### TASK REQUIREMENTS:
Read through the data and report every line in which the word "JSON" occurs.

### DATA SUPPLIED:

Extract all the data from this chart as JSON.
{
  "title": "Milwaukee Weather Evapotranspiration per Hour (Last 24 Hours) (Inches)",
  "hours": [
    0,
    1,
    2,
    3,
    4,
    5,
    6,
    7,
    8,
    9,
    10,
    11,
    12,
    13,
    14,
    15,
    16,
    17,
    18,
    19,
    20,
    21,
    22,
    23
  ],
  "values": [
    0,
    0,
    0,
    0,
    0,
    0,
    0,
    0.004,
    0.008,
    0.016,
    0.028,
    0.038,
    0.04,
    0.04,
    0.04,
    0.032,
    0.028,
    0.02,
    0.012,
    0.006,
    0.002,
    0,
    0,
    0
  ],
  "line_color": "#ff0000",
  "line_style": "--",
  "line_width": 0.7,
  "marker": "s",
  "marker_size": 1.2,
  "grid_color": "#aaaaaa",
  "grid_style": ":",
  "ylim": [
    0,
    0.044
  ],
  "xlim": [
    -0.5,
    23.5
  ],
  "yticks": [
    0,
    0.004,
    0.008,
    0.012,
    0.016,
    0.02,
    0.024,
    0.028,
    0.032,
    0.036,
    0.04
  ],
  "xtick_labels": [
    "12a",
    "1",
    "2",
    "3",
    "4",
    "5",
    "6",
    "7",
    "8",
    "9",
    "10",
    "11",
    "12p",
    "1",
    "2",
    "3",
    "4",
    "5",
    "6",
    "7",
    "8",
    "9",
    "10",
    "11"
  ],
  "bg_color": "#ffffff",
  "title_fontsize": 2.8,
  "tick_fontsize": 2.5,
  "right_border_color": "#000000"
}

--

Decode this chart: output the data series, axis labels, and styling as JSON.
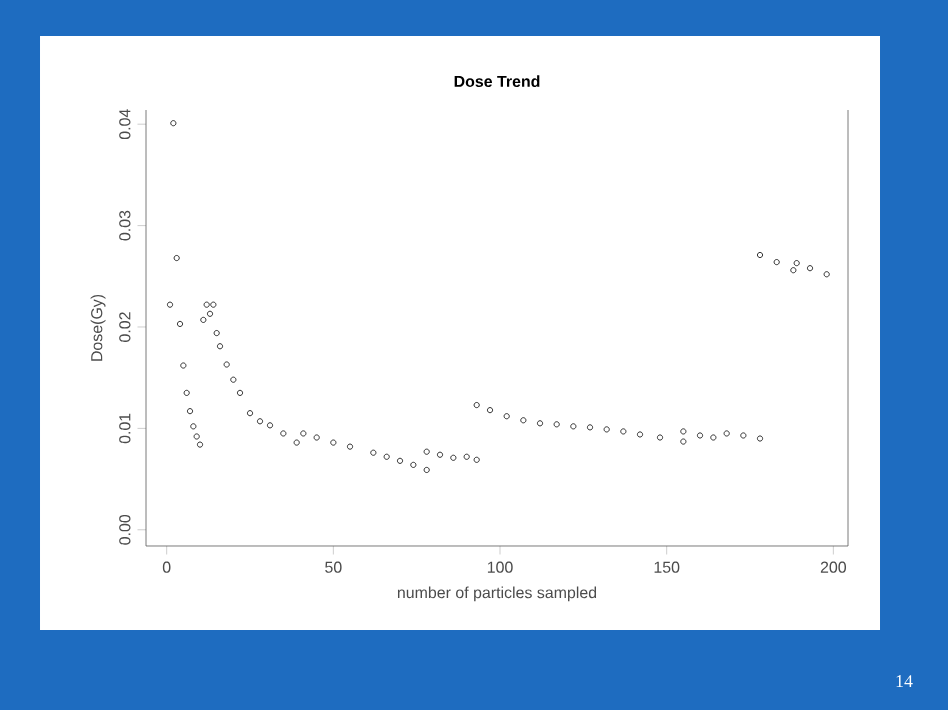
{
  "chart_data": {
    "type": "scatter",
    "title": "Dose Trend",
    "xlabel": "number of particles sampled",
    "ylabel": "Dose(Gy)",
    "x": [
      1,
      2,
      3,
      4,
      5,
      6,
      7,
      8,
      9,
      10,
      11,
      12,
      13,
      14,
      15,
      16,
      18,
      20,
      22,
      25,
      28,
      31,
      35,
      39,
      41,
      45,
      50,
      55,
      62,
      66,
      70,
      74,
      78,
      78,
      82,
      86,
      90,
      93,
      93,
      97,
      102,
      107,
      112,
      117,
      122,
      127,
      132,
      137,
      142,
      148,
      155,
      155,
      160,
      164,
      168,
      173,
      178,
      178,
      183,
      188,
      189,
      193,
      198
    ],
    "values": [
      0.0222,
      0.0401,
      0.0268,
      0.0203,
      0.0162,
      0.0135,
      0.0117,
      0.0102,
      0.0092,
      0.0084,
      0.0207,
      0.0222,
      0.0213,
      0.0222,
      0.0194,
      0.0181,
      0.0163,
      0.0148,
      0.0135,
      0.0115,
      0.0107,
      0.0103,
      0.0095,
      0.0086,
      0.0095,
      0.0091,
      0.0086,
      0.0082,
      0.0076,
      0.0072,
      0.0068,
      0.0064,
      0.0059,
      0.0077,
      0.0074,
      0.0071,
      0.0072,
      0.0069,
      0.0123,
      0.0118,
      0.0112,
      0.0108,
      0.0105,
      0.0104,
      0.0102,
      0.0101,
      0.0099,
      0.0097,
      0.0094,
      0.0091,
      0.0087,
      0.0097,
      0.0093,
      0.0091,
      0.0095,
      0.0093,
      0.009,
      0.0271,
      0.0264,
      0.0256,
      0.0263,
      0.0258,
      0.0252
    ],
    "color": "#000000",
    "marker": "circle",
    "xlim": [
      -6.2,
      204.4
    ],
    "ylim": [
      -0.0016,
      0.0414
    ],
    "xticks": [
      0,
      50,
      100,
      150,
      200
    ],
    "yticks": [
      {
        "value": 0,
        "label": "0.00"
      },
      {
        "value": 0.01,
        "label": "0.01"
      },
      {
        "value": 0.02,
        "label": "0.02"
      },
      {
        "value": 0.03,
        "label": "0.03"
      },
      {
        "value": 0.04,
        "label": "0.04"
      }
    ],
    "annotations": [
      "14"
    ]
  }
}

### REPLY:
Extract all the data from this chart as JSON.
Decode this chart: output the data series, axis labels, and styling as JSON.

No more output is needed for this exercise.